**EXERCISE DETAILS:**
Of the lines below, how many hold the string "calendar"? Give only the number.

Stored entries
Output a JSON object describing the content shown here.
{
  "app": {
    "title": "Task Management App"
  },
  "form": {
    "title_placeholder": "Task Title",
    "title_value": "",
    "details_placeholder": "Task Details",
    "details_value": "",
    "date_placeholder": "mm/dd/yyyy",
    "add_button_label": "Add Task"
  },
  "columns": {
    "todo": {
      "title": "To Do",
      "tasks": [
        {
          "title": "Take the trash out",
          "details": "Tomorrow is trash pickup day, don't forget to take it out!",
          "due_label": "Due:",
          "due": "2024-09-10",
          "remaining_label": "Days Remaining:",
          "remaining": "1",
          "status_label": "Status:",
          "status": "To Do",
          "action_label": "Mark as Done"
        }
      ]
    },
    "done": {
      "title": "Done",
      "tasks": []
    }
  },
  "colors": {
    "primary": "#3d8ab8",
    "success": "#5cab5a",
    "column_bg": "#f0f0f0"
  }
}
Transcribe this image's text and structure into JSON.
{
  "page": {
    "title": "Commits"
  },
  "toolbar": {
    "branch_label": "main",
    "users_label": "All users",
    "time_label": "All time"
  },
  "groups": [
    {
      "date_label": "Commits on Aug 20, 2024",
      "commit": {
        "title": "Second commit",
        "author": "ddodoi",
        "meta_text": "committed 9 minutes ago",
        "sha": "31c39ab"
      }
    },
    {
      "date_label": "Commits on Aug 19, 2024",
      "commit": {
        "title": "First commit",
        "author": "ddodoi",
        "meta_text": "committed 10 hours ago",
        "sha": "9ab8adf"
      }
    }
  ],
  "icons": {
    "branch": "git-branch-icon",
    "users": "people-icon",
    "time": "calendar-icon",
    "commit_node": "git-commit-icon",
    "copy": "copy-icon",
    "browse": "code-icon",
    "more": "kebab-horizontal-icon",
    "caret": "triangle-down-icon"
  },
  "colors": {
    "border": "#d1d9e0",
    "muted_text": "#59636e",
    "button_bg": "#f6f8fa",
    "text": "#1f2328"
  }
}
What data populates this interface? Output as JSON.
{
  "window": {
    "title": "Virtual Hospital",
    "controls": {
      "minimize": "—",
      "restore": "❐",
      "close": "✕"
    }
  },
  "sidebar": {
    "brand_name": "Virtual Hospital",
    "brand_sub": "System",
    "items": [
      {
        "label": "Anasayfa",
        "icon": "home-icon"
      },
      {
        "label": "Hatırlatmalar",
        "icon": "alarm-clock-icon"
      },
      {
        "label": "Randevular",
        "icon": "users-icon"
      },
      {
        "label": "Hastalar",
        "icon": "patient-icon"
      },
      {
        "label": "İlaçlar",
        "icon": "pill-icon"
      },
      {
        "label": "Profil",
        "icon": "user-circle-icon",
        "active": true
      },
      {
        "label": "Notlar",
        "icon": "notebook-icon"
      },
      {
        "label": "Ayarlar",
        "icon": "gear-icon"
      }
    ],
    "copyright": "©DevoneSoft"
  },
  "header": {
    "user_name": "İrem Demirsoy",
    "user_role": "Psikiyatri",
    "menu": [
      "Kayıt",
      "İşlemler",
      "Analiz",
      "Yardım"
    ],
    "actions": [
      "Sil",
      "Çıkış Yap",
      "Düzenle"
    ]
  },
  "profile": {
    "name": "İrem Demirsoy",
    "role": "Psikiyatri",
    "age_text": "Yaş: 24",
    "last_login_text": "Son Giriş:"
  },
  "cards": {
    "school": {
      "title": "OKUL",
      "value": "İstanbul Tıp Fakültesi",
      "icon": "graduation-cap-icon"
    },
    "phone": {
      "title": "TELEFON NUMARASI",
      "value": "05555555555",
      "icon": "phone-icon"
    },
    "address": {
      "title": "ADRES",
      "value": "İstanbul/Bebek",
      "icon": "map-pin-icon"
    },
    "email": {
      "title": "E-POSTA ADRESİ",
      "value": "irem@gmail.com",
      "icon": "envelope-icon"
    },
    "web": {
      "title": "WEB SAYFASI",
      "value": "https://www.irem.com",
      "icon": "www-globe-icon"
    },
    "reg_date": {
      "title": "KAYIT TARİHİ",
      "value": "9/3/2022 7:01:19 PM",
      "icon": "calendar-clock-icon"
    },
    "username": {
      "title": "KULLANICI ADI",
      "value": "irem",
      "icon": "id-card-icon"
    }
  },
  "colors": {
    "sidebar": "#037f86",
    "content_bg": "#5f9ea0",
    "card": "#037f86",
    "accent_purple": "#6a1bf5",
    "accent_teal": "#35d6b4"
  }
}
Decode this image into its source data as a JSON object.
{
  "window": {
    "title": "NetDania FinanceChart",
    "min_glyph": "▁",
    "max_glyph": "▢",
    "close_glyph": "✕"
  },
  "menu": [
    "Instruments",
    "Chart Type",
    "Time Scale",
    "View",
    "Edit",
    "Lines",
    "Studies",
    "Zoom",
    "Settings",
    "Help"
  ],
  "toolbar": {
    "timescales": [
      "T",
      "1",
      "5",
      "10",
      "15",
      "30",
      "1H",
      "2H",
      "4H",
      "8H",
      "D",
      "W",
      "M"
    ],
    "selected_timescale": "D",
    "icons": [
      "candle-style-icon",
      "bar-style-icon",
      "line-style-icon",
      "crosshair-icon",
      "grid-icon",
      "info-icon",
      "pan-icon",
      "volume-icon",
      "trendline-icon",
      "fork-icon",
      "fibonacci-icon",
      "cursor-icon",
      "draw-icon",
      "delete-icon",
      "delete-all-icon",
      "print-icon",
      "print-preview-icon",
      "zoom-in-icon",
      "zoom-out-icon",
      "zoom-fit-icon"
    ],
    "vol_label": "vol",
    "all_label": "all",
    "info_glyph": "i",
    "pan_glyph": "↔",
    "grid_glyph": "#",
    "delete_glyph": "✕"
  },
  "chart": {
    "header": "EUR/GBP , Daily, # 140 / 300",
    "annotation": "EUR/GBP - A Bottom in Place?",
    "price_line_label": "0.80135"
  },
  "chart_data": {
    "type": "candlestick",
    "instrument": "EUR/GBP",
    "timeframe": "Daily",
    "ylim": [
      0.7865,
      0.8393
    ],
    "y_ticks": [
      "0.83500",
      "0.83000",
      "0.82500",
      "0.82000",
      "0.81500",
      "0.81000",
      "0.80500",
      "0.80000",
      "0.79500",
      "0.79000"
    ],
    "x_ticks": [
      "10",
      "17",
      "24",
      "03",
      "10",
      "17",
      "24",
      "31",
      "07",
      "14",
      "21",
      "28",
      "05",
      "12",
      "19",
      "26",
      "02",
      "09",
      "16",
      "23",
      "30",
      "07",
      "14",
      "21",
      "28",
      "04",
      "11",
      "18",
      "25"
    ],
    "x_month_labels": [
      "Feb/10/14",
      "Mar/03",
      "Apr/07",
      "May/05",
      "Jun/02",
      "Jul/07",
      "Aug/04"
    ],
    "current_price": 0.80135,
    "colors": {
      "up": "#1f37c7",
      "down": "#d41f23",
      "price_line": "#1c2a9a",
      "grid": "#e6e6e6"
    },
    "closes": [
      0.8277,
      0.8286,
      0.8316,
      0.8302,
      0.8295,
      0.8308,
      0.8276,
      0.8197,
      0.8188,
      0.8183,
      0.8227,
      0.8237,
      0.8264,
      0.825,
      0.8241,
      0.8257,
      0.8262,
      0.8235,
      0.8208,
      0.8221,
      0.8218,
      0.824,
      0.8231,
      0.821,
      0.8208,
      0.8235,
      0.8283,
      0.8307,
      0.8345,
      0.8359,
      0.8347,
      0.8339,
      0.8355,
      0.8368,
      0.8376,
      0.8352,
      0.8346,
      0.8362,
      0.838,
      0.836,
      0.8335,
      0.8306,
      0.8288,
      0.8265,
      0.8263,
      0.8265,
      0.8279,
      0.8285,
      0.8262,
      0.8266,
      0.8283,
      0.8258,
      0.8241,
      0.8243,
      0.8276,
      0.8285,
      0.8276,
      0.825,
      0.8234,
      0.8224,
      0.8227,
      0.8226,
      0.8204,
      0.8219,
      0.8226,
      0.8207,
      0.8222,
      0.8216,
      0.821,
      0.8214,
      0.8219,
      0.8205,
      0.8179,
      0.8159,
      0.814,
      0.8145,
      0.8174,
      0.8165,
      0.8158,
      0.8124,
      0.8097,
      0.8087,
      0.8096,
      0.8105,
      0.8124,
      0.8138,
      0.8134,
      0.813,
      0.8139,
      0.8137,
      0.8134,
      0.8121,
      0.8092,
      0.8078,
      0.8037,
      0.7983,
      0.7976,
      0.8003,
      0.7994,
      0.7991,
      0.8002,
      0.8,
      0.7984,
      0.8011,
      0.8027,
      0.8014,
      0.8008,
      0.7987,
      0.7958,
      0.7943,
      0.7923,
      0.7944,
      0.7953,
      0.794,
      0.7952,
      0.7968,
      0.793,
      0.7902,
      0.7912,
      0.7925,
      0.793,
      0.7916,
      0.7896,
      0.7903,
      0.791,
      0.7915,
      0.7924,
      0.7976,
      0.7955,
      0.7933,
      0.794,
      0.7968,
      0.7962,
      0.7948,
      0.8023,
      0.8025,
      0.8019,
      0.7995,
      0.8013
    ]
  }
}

**SOLUTION TO THE EXERCISE:**
2